Transcribe the records that follow in their entirety, omitting any pictures.

=-=-=

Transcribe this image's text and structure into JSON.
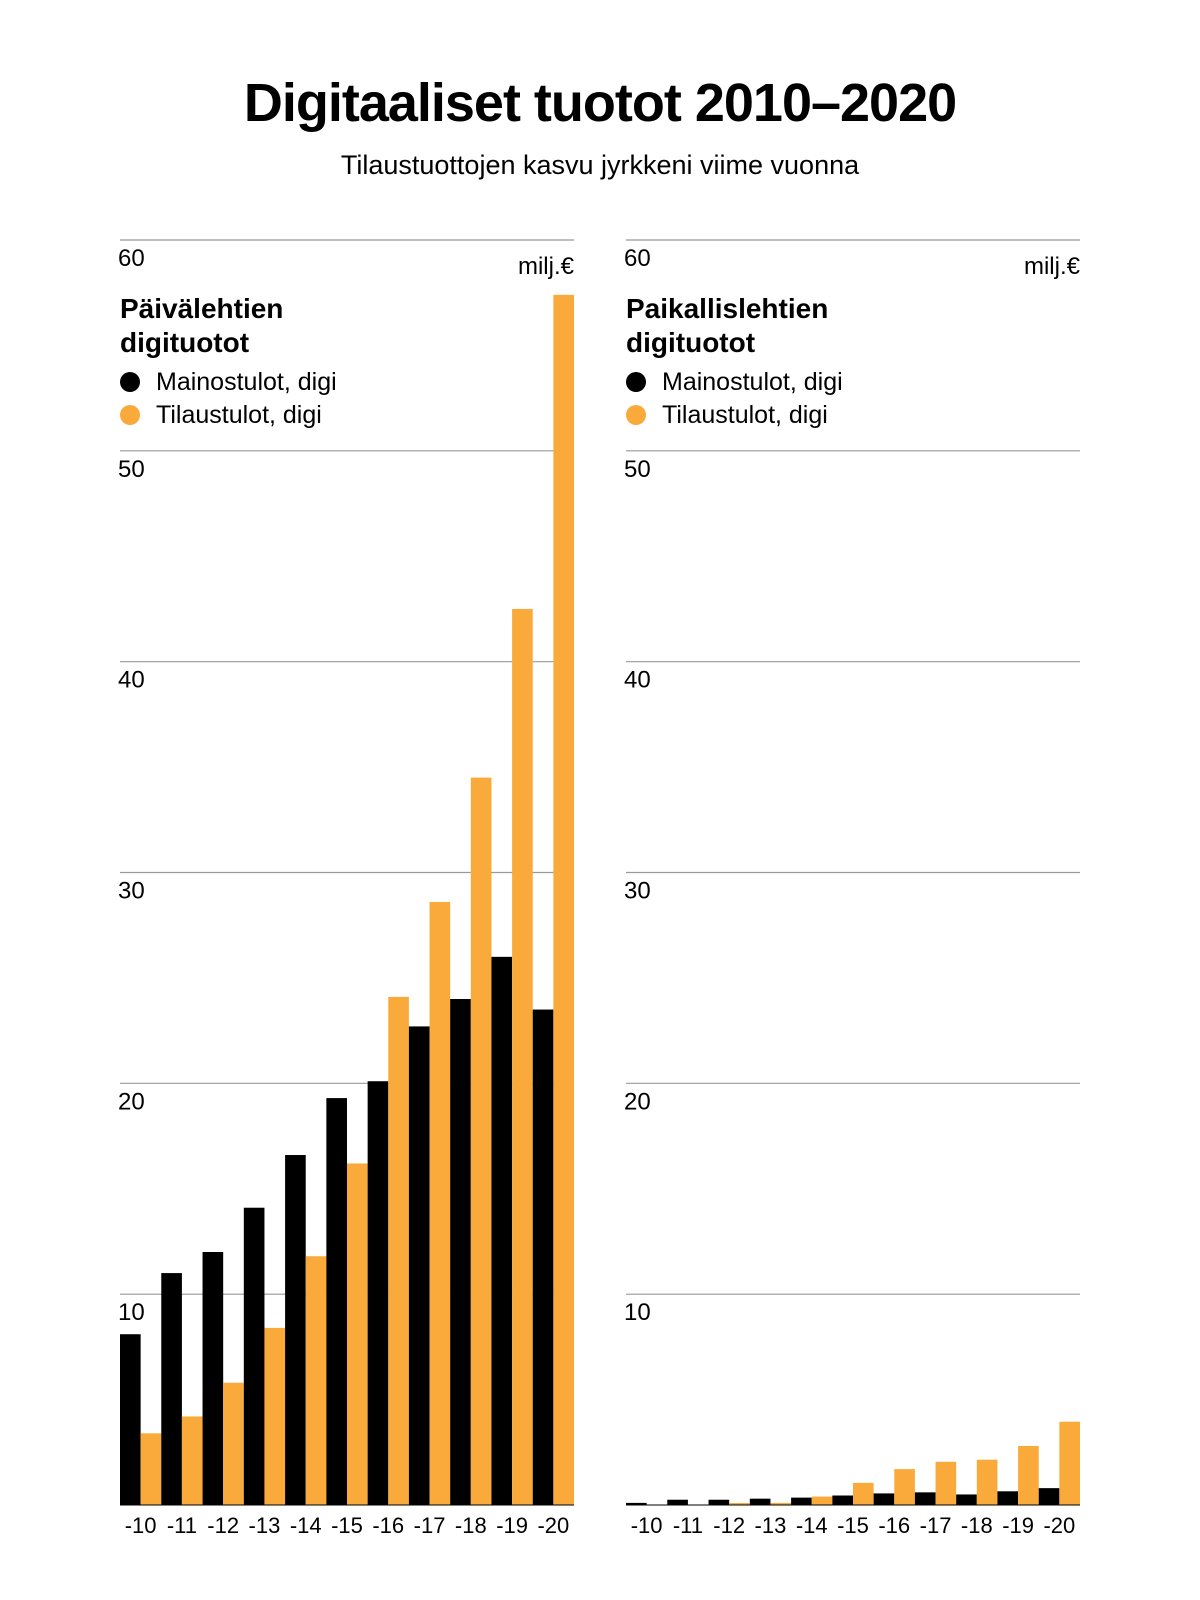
{
  "header": {
    "title": "Digitaaliset tuotot 2010–2020",
    "subtitle": "Tilaustuottojen kasvu jyrkkeni viime vuonna"
  },
  "colors": {
    "ads": "#000000",
    "subs": "#F9AA3B",
    "grid": "#999999"
  },
  "chart_data": [
    {
      "type": "bar",
      "title_lines": [
        "Päivälehtien",
        "digituotot"
      ],
      "unit": "milj.€",
      "ylim": [
        0,
        60
      ],
      "yticks": [
        "10",
        "20",
        "30",
        "40",
        "50",
        "60"
      ],
      "categories": [
        "-10",
        "-11",
        "-12",
        "-13",
        "-14",
        "-15",
        "-16",
        "-17",
        "-18",
        "-19",
        "-20"
      ],
      "series": [
        {
          "name": "Mainostulot, digi",
          "values": [
            8.1,
            11.0,
            12.0,
            14.1,
            16.6,
            19.3,
            20.1,
            22.7,
            24.0,
            26.0,
            23.5
          ]
        },
        {
          "name": "Tilaustulot, digi",
          "values": [
            3.4,
            4.2,
            5.8,
            8.4,
            11.8,
            16.2,
            24.1,
            28.6,
            34.5,
            42.5,
            57.4
          ]
        }
      ]
    },
    {
      "type": "bar",
      "title_lines": [
        "Paikallislehtien",
        "digituotot"
      ],
      "unit": "milj.€",
      "ylim": [
        0,
        60
      ],
      "yticks": [
        "10",
        "20",
        "30",
        "40",
        "50",
        "60"
      ],
      "categories": [
        "-10",
        "-11",
        "-12",
        "-13",
        "-14",
        "-15",
        "-16",
        "-17",
        "-18",
        "-19",
        "-20"
      ],
      "series": [
        {
          "name": "Mainostulot, digi",
          "values": [
            0.1,
            0.25,
            0.25,
            0.3,
            0.35,
            0.45,
            0.55,
            0.6,
            0.5,
            0.65,
            0.8
          ]
        },
        {
          "name": "Tilaustulot, digi",
          "values": [
            0.0,
            0.0,
            0.05,
            0.1,
            0.4,
            1.05,
            1.7,
            2.05,
            2.15,
            2.8,
            3.95
          ]
        }
      ]
    }
  ]
}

=-=-=

• _EXERCISE OUTPUT_:
Transcribe this image's text and structure into JSON.
{
  "header": {
    "title": "Digitaaliset tuotot 2010–2020",
    "subtitle": "Tilaustuottojen kasvu jyrkkeni viime vuonna"
  },
  "colors": {
    "ads": "#000000",
    "subs": "#F9AA3B",
    "grid": "#999999"
  },
  "chart_data": [
    {
      "type": "bar",
      "title_lines": [
        "Päivälehtien",
        "digituotot"
      ],
      "unit": "milj.€",
      "ylim": [
        0,
        60
      ],
      "yticks": [
        "10",
        "20",
        "30",
        "40",
        "50",
        "60"
      ],
      "categories": [
        "-10",
        "-11",
        "-12",
        "-13",
        "-14",
        "-15",
        "-16",
        "-17",
        "-18",
        "-19",
        "-20"
      ],
      "series": [
        {
          "name": "Mainostulot, digi",
          "values": [
            8.1,
            11.0,
            12.0,
            14.1,
            16.6,
            19.3,
            20.1,
            22.7,
            24.0,
            26.0,
            23.5
          ]
        },
        {
          "name": "Tilaustulot, digi",
          "values": [
            3.4,
            4.2,
            5.8,
            8.4,
            11.8,
            16.2,
            24.1,
            28.6,
            34.5,
            42.5,
            57.4
          ]
        }
      ]
    },
    {
      "type": "bar",
      "title_lines": [
        "Paikallislehtien",
        "digituotot"
      ],
      "unit": "milj.€",
      "ylim": [
        0,
        60
      ],
      "yticks": [
        "10",
        "20",
        "30",
        "40",
        "50",
        "60"
      ],
      "categories": [
        "-10",
        "-11",
        "-12",
        "-13",
        "-14",
        "-15",
        "-16",
        "-17",
        "-18",
        "-19",
        "-20"
      ],
      "series": [
        {
          "name": "Mainostulot, digi",
          "values": [
            0.1,
            0.25,
            0.25,
            0.3,
            0.35,
            0.45,
            0.55,
            0.6,
            0.5,
            0.65,
            0.8
          ]
        },
        {
          "name": "Tilaustulot, digi",
          "values": [
            0.0,
            0.0,
            0.05,
            0.1,
            0.4,
            1.05,
            1.7,
            2.05,
            2.15,
            2.8,
            3.95
          ]
        }
      ]
    }
  ]
}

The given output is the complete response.